[Challenge]: In the following material, identify every line holding the string "kyseliny" and return it.
[Start Source records]
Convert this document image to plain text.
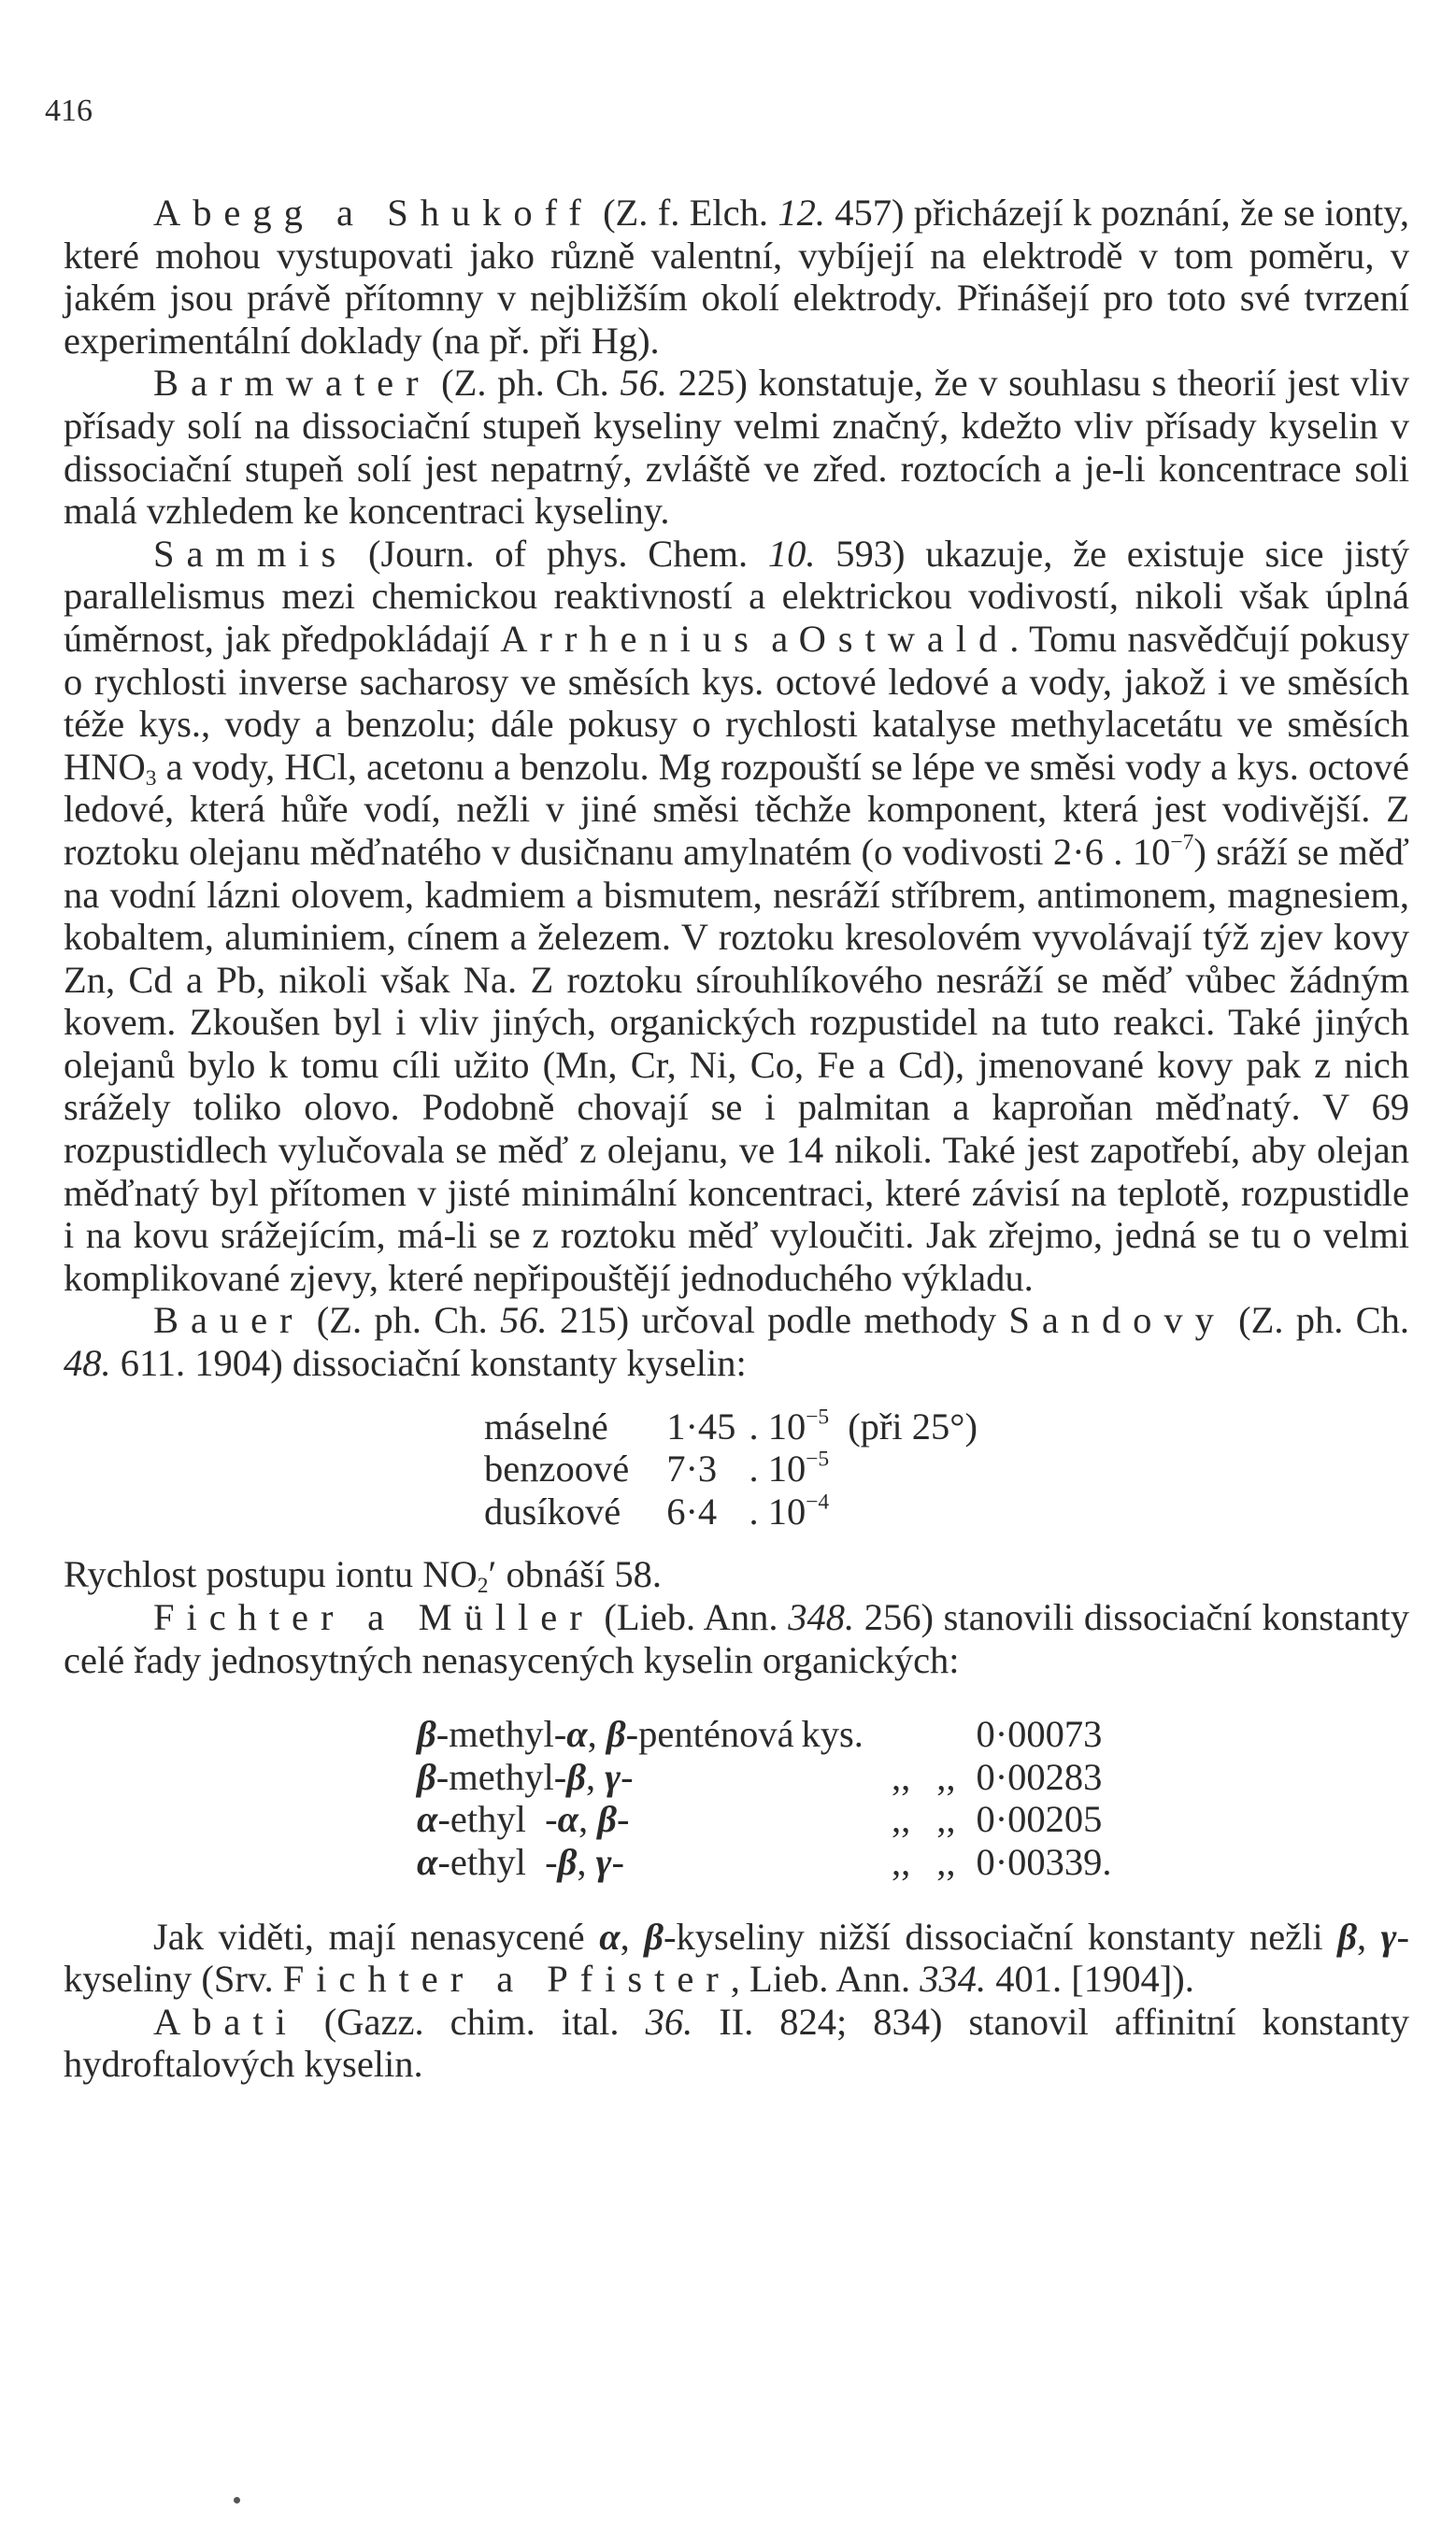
416

Abegg a Shukoff (Z. f. Elch. 12. 457) přicházejí k poznání, že se ionty, které mohou vystupovati jako různě valentní, vybíjejí na elektrodě v tom poměru, v jakém jsou právě přítomny v nejbližším okolí elektrody. Přinášejí pro toto své tvrzení experimentální doklady (na př. při Hg).

Barmwater (Z. ph. Ch. 56. 225) konstatuje, že v souhlasu s theorií jest vliv přísady solí na dissociační stupeň kyseliny velmi značný, kdežto vliv přísady kyselin v dissociační stupeň solí jest nepatrný, zvláště ve zřed. roztocích a je-li koncentrace soli malá vzhledem ke koncentraci kyseliny.

Sammis (Journ. of phys. Chem. 10. 593) ukazuje, že existuje sice jistý parallelismus mezi chemickou reaktivností a elektrickou vodivostí, nikoli však úplná úměrnost, jak předpokládají Arrhenius a Ostwald. Tomu nasvědčují pokusy o rychlosti inverse sacharosy ve směsích kys. octové ledové a vody, jakož i ve směsích téže kys., vody a benzolu; dále pokusy o rychlosti katalyse methylacetátu ve směsích $HNO_3$ a vody, HCl, acetonu a benzolu. Mg rozpouští se lépe ve směsi vody a kys. octové ledové, která hůře vodí, nežli v jiné směsi těchže komponent, která jest vodivější. Z roztoku olejanu měďnatého v dusičnanu amylnatém (o vodivosti 2·6 . $10^{-7}$) sráží se měď na vodní lázni olovem, kadmiem a bismutem, nesráží stříbrem, antimonem, magnesiem, kobaltem, aluminiem, cínem a železem. V roztoku kresolovém vyvolávají týž zjev kovy Zn, Cd a Pb, nikoli však Na. Z roztoku sírouhlíkového nesráží se měď vůbec žádným kovem. Zkoušen byl i vliv jiných, organických rozpustidel na tuto reakci. Také jiných olejanů bylo k tomu cíli užito (Mn, Cr, Ni, Co, Fe a Cd), jmenované kovy pak z nich srážely toliko olovo. Podobně chovají se i palmitan a kaproňan měďnatý. V 69 rozpustidlech vylučovala se měď z olejanu, ve 14 nikoli. Také jest zapotřebí, aby olejan měďnatý byl přítomen v jisté minimální koncentraci, které závisí na teplotě, rozpustidle i na kovu srážejícím, má-li se z roztoku měď vyloučiti. Jak zřejmo, jedná se tu o velmi komplikované zjevy, které nepřipouštějí jednoduchého výkladu.

Bauer (Z. ph. Ch. 56. 215) určoval podle methody Sandovy (Z. ph. Ch. 48. 611. 1904) dissociační konstanty kyselin:

máselné	1·45	. $10^{-5}$	(při 25°)
benzoové	7·3	. $10^{-5}$	
dusíkové	6·4	. $10^{-4}$	

Rychlost postupu iontu $NO_2'$ obnáší 58.

Fichter a Müller (Lieb. Ann. 348. 256) stanovili dissociační konstanty celé řady jednosytných nenasycených kyselin organických:

β-methyl-α, β-penténová	kys.			0·00073
β-methyl-β, γ-		,,	,,	0·00283
α-ethyl  -α, β-		,,	,,	0·00205
α-ethyl  -β, γ-		,,	,,	0·00339.

Jak viděti, mají nenasycené α, β-kyseliny nižší dissociační konstanty nežli β, γ-kyseliny (Srv. Fichter a Pfister, Lieb. Ann. 334. 401. [1904]).

Abati (Gazz. chim. ital. 36. II. 824; 834) stanovil affinitní konstanty hydroftalových kyselin.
[End Source records]
[Expected output]:
Barmwater (Z. ph. Ch. 56. 225) konstatuje, že v souhlasu s theorií jest vliv přísady solí na dissociační stupeň kyseliny velmi značný, kdežto vliv přísady kyselin v dissociační stupeň solí jest nepatrný, zvláště ve zřed. roztocích a je-li koncentrace soli malá vzhledem ke koncentraci kyseliny.
Jak viděti, mají nenasycené α, β-kyseliny nižší dissociační konstanty nežli β, γ-kyseliny (Srv. Fichter a Pfister, Lieb. Ann. 334. 401. [1904]).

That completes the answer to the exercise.